:: Written instruction ::
Return each entry exactly, with none missing.

[Extracted data entries]

══════

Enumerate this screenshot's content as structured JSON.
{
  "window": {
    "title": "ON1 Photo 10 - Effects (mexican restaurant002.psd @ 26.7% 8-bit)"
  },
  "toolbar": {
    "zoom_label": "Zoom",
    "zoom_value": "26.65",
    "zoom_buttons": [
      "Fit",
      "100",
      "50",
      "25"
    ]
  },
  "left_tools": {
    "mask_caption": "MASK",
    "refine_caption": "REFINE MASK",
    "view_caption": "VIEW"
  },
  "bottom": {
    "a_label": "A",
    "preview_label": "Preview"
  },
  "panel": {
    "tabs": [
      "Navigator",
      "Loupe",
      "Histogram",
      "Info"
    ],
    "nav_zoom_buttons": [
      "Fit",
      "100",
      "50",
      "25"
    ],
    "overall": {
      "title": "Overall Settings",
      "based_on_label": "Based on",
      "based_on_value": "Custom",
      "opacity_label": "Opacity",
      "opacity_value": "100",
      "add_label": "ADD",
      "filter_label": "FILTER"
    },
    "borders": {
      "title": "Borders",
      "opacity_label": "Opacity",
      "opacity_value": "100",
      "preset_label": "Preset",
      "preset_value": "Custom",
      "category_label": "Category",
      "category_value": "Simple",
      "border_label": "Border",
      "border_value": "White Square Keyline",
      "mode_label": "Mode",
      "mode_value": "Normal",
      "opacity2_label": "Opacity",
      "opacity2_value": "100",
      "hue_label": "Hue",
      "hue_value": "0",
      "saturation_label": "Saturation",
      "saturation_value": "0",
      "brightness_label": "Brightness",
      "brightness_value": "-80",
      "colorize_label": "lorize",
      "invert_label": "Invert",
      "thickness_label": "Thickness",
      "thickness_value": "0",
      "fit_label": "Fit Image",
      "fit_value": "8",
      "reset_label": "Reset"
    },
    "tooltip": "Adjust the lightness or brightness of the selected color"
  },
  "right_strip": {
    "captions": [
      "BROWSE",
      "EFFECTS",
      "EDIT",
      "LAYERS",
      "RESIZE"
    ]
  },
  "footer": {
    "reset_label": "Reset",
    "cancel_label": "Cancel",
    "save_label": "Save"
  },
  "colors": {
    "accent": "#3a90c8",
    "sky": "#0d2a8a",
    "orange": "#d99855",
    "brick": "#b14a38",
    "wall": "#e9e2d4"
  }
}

══════

:: Right answer ::
Enumerate this screenshot's content as structured JSON.
{
  "window": {
    "title": "ON1 Photo 10 - Effects (mexican restaurant002.psd @ 26.7% 8-bit)"
  },
  "toolbar": {
    "zoom_label": "Zoom",
    "zoom_value": "26.65",
    "zoom_buttons": [
      "Fit",
      "100",
      "50",
      "25"
    ]
  },
  "left_tools": {
    "mask_caption": "MASK",
    "refine_caption": "REFINE MASK",
    "view_caption": "VIEW"
  },
  "bottom": {
    "a_label": "A",
    "preview_label": "Preview"
  },
  "panel": {
    "tabs": [
      "Navigator",
      "Loupe",
      "Histogram",
      "Info"
    ],
    "nav_zoom_buttons": [
      "Fit",
      "100",
      "50",
      "25"
    ],
    "overall": {
      "title": "Overall Settings",
      "based_on_label": "Based on",
      "based_on_value": "Custom",
      "opacity_label": "Opacity",
      "opacity_value": "100",
      "add_label": "ADD",
      "filter_label": "FILTER"
    },
    "borders": {
      "title": "Borders",
      "opacity_label": "Opacity",
      "opacity_value": "100",
      "preset_label": "Preset",
      "preset_value": "Custom",
      "category_label": "Category",
      "category_value": "Simple",
      "border_label": "Border",
      "border_value": "White Square Keyline",
      "mode_label": "Mode",
      "mode_value": "Normal",
      "opacity2_label": "Opacity",
      "opacity2_value": "100",
      "hue_label": "Hue",
      "hue_value": "0",
      "saturation_label": "Saturation",
      "saturation_value": "0",
      "brightness_label": "Brightness",
      "brightness_value": "-80",
      "colorize_label": "lorize",
      "invert_label": "Invert",
      "thickness_label": "Thickness",
      "thickness_value": "0",
      "fit_label": "Fit Image",
      "fit_value": "8",
      "reset_label": "Reset"
    },
    "tooltip": "Adjust the lightness or brightness of the selected color"
  },
  "right_strip": {
    "captions": [
      "BROWSE",
      "EFFECTS",
      "EDIT",
      "LAYERS",
      "RESIZE"
    ]
  },
  "footer": {
    "reset_label": "Reset",
    "cancel_label": "Cancel",
    "save_label": "Save"
  },
  "colors": {
    "accent": "#3a90c8",
    "sky": "#0d2a8a",
    "orange": "#d99855",
    "brick": "#b14a38",
    "wall": "#e9e2d4"
  }
}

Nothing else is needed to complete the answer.